- _Brief_
Wherever "label" appears in a line, copy that line.

- _Record extracts_
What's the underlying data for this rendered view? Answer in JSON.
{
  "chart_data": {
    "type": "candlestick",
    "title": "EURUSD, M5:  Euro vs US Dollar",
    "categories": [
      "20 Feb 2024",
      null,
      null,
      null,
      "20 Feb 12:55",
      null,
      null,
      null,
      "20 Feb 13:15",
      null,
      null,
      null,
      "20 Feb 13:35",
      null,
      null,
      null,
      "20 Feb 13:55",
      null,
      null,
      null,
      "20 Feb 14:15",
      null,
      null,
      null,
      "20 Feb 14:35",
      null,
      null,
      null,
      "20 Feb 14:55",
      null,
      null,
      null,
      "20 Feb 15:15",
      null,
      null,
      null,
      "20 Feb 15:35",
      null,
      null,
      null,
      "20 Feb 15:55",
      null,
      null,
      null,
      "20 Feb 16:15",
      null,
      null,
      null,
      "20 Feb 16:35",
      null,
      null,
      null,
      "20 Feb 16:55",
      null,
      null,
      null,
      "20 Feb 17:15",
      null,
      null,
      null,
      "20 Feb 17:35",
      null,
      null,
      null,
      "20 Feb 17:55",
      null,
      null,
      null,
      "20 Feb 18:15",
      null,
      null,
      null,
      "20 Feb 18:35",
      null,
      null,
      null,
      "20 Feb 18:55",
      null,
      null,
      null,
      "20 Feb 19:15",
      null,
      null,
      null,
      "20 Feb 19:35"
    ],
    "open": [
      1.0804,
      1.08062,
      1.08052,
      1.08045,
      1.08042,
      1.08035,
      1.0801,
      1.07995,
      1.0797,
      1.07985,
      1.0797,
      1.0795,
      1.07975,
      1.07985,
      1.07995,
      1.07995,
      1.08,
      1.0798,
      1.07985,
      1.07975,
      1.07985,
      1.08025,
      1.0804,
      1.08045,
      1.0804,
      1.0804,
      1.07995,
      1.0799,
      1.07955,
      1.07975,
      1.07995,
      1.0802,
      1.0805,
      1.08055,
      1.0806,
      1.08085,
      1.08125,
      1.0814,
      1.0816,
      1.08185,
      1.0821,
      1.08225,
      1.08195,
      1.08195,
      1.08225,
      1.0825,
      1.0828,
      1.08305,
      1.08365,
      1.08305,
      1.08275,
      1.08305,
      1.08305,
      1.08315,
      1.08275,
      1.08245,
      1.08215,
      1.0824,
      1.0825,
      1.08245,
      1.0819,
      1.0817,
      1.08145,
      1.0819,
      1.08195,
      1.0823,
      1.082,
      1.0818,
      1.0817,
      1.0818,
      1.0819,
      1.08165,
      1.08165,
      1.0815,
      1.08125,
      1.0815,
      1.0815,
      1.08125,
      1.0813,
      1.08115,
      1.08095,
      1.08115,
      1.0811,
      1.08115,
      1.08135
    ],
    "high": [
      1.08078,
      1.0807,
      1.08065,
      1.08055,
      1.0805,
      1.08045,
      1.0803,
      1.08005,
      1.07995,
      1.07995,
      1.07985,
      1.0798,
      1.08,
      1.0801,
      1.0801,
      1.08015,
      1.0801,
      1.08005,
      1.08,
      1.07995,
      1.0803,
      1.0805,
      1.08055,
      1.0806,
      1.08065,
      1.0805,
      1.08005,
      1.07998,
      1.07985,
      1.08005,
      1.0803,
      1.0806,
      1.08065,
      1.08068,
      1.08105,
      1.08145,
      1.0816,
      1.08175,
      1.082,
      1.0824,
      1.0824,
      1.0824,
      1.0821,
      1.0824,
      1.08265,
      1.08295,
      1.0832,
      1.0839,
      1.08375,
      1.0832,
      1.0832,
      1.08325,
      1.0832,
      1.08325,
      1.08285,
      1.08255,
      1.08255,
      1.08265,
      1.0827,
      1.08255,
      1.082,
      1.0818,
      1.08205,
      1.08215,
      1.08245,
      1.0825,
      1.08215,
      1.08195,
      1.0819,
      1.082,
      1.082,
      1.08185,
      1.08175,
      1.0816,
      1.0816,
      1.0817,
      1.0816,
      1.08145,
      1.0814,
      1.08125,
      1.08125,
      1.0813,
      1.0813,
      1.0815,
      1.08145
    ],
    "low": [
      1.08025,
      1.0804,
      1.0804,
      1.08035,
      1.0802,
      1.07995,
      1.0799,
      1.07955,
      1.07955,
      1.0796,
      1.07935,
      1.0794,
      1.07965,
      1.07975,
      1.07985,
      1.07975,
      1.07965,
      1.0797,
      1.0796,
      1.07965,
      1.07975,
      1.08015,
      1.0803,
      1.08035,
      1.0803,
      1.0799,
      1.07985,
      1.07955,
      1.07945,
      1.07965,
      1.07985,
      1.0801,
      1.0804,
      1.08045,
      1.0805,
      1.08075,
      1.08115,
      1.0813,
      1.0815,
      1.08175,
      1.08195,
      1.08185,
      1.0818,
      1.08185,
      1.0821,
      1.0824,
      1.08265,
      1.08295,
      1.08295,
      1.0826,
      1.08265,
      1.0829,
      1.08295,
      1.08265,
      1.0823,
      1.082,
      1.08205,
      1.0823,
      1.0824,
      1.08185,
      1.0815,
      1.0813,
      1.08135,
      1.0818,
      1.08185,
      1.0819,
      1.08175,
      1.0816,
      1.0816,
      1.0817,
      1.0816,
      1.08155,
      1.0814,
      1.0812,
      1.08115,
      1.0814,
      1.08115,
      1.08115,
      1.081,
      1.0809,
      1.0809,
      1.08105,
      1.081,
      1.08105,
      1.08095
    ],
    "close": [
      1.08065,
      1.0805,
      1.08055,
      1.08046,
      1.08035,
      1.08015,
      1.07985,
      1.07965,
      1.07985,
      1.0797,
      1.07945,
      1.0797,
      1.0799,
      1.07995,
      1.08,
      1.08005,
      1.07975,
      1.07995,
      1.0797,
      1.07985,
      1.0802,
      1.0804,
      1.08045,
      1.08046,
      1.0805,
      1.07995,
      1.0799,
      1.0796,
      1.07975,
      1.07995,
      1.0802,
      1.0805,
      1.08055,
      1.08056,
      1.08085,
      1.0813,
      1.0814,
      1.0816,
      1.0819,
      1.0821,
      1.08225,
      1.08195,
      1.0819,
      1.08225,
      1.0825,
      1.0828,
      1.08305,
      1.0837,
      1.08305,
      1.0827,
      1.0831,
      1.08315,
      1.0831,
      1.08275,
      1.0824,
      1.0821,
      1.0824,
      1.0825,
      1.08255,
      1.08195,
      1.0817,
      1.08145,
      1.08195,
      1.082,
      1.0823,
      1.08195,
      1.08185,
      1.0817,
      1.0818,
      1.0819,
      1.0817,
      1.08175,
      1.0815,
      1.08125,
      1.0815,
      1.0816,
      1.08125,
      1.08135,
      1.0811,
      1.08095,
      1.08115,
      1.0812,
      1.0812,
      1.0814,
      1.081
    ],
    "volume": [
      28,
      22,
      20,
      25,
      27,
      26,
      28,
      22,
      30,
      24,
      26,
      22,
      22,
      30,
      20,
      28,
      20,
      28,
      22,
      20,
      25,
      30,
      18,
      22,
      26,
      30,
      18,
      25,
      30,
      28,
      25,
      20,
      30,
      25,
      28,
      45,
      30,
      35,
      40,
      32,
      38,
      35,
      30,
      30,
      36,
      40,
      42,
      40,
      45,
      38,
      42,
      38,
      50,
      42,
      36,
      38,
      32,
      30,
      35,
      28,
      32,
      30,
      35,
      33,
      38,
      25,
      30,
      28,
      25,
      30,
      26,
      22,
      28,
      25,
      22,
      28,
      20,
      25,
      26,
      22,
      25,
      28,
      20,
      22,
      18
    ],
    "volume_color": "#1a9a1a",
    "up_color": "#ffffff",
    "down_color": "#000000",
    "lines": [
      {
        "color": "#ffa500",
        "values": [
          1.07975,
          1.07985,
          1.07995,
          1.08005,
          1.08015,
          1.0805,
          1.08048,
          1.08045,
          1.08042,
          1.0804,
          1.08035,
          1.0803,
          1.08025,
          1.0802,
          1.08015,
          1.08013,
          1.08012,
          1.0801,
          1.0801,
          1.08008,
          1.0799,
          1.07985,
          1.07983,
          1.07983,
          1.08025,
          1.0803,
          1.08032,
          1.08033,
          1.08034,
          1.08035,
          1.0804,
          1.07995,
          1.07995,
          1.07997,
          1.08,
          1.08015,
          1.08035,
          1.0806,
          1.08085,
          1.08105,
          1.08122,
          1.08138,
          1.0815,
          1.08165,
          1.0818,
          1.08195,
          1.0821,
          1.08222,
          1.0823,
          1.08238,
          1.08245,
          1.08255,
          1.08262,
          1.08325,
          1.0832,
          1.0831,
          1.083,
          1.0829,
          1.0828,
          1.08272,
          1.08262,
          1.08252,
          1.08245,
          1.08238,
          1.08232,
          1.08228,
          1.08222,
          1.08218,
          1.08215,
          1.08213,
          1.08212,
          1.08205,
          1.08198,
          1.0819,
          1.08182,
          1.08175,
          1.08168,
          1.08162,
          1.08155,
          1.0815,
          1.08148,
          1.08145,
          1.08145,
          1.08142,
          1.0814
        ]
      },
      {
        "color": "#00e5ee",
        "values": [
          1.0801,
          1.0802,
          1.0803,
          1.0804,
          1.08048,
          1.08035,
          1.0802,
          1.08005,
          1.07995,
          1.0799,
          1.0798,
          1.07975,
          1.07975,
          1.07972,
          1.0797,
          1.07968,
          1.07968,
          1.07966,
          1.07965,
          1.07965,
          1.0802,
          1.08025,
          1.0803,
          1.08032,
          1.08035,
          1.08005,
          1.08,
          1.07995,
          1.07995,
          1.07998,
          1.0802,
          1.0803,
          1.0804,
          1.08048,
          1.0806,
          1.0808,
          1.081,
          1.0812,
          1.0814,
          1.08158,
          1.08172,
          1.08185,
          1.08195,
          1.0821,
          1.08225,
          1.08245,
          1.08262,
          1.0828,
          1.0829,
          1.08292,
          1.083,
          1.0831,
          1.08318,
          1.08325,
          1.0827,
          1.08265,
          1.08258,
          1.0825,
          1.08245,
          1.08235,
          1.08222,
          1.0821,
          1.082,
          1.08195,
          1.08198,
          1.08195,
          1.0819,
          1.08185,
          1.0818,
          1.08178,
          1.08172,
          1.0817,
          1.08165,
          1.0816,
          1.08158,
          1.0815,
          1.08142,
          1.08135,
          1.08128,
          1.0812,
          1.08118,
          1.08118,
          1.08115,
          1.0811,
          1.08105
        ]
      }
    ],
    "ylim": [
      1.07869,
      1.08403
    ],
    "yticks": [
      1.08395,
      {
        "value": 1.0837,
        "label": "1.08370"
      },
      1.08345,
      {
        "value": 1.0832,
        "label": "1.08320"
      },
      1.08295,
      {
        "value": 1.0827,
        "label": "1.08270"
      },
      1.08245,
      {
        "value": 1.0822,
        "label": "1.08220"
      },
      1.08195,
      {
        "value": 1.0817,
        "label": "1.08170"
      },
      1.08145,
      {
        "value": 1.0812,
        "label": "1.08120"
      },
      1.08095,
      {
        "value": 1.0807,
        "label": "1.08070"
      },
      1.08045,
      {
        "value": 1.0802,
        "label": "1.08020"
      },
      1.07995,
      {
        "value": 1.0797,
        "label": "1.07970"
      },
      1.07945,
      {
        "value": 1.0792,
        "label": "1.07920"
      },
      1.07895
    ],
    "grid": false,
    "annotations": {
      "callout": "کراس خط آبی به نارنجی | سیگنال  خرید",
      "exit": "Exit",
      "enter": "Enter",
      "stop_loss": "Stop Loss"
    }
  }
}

- _Solved exercise_
        "label": "1.08370"
        "label": "1.08320"
        "label": "1.08270"
        "label": "1.08220"
        "label": "1.08170"
        "label": "1.08120"
        "label": "1.08070"
        "label": "1.08020"
        "label": "1.07970"
        "label": "1.07920"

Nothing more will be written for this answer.